§ GIVEN EXERCISE
Within the records below, find each line that holds the string "Speed", then copy it.

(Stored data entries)
------------
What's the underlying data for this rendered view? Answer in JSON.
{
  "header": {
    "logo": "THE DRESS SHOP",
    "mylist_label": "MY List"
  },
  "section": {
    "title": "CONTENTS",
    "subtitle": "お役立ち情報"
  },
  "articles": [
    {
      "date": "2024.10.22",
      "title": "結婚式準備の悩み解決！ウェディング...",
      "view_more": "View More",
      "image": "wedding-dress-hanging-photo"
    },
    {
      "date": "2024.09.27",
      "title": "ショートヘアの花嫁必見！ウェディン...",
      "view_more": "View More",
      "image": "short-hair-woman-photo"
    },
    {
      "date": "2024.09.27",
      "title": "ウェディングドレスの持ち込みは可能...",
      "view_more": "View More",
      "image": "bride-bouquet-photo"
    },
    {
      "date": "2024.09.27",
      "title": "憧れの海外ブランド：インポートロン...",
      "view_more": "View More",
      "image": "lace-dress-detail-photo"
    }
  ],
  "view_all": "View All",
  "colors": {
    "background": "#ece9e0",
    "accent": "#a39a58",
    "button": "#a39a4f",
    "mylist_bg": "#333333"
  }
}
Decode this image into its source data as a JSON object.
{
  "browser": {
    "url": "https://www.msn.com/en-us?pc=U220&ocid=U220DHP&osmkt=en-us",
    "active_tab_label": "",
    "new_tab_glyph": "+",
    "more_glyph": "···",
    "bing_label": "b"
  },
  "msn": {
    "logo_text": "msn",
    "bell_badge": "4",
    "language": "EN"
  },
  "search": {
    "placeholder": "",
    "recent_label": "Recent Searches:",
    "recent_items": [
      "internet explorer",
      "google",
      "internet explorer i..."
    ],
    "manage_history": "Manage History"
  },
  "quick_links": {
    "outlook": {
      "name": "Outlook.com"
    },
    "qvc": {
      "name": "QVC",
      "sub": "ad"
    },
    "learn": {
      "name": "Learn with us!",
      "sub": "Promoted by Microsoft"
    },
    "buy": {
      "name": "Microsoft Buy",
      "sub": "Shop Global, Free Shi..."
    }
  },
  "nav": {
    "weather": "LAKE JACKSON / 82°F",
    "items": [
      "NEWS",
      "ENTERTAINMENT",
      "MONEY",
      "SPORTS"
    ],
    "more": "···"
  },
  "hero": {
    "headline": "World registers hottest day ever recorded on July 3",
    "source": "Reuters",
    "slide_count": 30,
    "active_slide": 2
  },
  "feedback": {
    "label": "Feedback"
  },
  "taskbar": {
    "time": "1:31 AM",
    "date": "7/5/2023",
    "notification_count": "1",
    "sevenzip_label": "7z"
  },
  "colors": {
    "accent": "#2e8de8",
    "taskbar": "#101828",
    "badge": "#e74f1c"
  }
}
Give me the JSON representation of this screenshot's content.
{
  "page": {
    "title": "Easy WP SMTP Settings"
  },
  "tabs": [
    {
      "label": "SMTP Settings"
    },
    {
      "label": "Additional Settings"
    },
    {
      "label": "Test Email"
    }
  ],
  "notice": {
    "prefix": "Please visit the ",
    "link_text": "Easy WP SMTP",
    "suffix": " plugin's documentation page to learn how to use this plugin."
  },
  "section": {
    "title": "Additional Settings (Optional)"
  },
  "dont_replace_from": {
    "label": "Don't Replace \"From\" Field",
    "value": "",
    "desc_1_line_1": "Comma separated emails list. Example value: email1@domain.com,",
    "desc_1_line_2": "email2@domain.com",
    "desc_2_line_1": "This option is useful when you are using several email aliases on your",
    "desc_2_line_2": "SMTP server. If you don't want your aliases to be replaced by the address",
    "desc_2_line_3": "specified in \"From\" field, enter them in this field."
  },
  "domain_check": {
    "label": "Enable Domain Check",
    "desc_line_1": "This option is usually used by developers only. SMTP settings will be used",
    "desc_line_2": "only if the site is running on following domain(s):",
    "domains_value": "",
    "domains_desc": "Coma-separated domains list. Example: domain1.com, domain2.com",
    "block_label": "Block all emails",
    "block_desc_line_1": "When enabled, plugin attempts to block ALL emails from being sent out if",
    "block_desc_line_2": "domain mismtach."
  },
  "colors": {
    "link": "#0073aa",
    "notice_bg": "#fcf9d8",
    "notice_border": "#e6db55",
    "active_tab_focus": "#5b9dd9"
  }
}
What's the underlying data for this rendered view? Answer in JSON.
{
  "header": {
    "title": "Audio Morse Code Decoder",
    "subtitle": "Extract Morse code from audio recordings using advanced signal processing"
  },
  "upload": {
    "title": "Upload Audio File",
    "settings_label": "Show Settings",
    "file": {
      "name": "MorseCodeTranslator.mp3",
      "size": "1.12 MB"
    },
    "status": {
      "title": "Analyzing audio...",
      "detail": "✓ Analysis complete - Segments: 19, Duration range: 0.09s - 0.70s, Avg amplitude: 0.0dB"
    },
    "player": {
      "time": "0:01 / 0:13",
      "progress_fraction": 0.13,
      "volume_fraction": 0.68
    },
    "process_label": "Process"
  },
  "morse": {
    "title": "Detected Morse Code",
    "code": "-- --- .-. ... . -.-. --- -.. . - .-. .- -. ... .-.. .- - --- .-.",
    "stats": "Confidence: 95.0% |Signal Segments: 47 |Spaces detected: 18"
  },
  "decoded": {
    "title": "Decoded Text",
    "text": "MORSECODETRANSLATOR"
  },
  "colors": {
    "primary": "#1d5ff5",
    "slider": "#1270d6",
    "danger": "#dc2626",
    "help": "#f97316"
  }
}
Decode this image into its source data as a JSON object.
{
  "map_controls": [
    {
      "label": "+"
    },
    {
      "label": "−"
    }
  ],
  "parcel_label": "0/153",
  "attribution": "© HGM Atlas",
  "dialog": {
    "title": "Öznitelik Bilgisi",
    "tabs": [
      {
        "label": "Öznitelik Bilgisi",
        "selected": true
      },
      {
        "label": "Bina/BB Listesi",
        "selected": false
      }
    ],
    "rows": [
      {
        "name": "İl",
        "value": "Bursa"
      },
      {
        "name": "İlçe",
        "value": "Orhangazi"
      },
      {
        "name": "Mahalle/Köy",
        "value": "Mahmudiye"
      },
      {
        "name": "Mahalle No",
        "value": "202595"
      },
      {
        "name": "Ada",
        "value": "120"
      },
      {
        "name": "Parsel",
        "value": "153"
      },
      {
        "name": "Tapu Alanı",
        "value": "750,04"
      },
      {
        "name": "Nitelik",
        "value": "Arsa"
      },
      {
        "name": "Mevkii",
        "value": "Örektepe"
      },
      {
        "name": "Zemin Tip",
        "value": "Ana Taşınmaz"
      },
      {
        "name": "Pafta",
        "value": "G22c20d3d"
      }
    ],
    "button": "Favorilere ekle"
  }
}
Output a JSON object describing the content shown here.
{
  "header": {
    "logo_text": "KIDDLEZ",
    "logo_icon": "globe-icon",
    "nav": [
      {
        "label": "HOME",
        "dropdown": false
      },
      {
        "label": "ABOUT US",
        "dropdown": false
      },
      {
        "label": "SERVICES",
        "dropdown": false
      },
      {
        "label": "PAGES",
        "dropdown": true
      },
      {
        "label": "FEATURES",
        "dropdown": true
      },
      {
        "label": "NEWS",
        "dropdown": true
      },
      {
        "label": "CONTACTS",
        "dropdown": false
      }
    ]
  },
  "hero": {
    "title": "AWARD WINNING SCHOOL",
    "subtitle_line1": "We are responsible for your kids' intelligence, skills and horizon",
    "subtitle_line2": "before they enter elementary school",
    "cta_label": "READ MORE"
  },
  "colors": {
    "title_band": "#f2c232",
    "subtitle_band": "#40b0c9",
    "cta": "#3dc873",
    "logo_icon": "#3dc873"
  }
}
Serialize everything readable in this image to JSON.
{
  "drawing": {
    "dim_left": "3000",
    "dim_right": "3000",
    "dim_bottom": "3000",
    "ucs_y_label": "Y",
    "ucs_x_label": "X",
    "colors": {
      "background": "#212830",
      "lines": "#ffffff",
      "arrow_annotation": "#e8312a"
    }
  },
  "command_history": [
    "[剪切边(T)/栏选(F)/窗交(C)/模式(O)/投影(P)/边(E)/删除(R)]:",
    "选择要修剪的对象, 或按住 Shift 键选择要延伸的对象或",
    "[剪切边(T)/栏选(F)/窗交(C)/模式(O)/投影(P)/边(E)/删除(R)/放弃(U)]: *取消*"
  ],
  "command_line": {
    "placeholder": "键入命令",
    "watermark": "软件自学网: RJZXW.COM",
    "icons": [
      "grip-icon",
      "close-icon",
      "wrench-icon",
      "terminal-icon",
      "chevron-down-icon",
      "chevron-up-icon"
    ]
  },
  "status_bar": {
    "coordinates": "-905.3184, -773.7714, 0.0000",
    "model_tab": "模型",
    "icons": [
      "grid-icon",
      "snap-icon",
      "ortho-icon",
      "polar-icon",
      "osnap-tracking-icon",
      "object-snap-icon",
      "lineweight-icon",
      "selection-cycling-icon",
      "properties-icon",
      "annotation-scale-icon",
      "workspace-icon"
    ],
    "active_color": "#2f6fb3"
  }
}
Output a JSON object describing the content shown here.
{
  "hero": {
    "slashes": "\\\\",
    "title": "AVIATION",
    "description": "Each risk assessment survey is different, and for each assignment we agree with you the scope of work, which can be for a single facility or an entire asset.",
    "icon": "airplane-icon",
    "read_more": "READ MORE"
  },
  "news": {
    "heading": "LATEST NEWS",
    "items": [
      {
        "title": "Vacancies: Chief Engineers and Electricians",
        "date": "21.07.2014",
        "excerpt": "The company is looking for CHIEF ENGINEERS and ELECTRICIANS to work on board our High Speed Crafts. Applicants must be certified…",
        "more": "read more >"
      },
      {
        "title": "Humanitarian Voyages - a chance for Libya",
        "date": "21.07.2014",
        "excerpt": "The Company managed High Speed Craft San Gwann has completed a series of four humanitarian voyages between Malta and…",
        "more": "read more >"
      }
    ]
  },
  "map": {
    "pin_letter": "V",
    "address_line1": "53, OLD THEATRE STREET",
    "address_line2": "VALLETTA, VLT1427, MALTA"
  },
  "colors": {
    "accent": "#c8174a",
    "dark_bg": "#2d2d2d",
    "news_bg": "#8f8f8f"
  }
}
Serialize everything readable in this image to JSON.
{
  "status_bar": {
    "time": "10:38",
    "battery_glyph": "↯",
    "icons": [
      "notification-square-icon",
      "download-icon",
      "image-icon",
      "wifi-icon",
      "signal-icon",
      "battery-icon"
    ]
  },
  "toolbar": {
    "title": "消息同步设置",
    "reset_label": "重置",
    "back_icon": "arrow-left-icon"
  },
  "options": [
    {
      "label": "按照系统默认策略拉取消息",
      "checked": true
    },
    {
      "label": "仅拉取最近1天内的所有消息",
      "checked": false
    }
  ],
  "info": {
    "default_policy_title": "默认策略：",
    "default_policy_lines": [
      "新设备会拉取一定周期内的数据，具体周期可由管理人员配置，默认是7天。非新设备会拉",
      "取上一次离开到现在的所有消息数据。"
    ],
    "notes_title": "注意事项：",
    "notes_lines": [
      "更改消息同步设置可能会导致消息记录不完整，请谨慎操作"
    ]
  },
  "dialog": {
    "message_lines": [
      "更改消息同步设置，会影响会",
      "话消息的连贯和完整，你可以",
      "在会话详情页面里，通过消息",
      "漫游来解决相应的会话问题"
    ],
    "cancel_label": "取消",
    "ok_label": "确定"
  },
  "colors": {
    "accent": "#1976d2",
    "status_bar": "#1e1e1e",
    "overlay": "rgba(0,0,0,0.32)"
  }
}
------------
§ RESPONSE TO THIS TASK
        "excerpt": "The company is looking for CHIEF ENGINEERS and ELECTRICIANS to work on board our High Speed Crafts. Applicants must be certified…",
        "excerpt": "The Company managed High Speed Craft San Gwann has completed a series of four humanitarian voyages between Malta and…",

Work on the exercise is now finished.